** Opening DATA SHOWN block **

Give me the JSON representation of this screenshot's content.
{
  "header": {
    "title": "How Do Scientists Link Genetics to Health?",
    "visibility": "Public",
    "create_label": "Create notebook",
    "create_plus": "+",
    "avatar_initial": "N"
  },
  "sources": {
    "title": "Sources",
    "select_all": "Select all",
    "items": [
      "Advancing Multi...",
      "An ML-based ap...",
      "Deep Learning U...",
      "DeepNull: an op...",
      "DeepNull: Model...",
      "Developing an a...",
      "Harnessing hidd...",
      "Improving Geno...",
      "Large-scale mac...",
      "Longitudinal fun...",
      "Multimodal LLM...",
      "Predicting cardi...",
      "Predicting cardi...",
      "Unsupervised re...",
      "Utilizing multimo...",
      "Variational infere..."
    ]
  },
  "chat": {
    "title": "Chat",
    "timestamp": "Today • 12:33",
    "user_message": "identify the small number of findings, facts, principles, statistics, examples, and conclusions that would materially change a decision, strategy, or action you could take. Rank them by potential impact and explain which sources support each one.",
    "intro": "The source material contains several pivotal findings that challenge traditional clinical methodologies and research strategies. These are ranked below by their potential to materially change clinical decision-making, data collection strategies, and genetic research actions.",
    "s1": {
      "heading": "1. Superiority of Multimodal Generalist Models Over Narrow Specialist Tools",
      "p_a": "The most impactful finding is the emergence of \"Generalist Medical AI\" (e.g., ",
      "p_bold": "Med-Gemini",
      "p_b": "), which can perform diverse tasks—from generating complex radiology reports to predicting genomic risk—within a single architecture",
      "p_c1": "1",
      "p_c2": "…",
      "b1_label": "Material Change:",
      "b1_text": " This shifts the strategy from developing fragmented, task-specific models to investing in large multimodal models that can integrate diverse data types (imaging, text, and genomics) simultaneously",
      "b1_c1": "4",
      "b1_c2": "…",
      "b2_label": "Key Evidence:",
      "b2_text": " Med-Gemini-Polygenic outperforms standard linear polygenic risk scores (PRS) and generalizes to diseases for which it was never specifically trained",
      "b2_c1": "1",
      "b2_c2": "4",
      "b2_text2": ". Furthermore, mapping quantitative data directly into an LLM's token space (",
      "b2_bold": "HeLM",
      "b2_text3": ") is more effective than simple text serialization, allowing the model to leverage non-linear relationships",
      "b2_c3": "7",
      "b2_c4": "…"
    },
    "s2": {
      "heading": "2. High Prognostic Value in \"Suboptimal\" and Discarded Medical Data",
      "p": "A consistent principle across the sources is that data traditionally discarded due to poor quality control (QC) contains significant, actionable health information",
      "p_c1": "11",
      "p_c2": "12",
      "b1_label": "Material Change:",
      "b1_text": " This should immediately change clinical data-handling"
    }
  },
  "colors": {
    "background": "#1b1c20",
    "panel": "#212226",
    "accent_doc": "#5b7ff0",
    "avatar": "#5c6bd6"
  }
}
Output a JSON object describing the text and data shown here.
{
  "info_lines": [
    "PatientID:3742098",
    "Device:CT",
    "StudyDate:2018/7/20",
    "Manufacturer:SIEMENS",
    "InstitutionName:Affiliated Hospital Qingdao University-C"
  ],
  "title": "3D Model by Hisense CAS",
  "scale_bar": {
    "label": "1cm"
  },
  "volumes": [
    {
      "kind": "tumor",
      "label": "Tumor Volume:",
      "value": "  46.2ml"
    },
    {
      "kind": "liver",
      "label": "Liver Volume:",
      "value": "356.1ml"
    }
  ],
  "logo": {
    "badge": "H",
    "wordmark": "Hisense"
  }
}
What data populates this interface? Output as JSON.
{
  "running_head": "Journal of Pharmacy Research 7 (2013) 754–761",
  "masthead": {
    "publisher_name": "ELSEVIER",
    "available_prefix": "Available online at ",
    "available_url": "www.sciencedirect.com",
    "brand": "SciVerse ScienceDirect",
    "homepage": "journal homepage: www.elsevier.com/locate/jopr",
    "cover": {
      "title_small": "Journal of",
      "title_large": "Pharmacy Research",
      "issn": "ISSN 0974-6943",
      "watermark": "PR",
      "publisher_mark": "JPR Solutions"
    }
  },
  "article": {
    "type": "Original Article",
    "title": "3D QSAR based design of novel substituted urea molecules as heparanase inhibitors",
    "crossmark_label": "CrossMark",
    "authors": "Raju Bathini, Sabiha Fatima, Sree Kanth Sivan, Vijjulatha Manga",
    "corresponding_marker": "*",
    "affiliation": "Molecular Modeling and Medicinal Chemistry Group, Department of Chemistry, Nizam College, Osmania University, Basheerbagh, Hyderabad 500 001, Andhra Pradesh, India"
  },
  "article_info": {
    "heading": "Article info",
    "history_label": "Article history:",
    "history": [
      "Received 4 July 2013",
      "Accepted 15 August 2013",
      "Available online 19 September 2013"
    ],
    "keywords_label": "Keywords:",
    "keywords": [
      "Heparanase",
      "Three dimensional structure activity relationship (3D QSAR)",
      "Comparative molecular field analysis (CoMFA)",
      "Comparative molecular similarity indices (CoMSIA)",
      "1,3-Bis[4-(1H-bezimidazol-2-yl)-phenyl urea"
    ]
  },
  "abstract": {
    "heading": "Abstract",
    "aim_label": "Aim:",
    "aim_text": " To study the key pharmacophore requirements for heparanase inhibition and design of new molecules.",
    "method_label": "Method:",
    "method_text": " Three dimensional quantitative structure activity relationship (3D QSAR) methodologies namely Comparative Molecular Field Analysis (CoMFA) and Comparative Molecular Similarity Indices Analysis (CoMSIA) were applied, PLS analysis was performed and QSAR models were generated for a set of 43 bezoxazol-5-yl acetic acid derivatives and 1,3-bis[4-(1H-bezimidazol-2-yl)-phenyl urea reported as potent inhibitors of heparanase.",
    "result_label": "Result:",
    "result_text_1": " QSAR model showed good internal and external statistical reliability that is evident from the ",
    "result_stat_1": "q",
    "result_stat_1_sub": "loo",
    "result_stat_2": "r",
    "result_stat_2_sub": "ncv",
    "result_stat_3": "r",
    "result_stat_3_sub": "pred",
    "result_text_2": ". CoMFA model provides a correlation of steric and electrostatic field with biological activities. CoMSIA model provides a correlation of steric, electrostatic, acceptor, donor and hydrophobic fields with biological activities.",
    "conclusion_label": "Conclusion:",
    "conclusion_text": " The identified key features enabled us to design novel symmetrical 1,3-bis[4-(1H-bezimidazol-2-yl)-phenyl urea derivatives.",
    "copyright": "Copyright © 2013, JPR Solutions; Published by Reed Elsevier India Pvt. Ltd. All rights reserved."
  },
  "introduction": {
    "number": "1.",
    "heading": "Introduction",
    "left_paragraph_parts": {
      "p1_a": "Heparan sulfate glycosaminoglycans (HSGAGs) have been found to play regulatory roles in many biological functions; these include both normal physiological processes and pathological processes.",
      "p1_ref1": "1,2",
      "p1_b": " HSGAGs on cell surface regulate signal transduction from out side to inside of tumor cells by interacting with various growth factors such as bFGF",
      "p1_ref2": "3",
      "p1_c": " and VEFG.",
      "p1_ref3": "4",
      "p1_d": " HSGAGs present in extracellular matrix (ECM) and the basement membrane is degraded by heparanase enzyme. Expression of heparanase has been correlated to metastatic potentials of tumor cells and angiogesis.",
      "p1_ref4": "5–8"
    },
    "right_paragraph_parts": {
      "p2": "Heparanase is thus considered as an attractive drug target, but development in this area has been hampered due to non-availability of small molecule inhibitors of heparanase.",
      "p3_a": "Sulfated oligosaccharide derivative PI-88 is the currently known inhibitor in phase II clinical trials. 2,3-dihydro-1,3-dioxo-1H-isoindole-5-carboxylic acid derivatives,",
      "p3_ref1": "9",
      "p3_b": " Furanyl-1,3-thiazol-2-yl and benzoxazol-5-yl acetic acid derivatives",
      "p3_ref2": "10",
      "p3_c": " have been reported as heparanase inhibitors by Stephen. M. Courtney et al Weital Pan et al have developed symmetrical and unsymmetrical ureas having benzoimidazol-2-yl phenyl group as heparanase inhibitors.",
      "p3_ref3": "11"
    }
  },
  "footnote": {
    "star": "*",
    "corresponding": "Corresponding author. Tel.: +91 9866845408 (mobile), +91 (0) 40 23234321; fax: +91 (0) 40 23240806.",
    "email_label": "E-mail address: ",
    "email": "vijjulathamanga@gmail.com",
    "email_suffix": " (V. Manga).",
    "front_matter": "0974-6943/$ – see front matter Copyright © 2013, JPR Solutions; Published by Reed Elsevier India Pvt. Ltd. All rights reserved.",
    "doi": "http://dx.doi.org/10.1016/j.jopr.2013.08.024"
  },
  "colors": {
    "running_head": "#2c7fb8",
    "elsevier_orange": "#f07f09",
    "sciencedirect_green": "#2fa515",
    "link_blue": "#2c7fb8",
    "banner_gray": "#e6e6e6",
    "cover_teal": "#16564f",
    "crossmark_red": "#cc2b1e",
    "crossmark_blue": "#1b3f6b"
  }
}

** Closing DATA SHOWN block **

**BRIEF**
Where a line of the entries holds the string "jopr", include it in the count, and give only the final number.

**YOUR SOLUTION**
2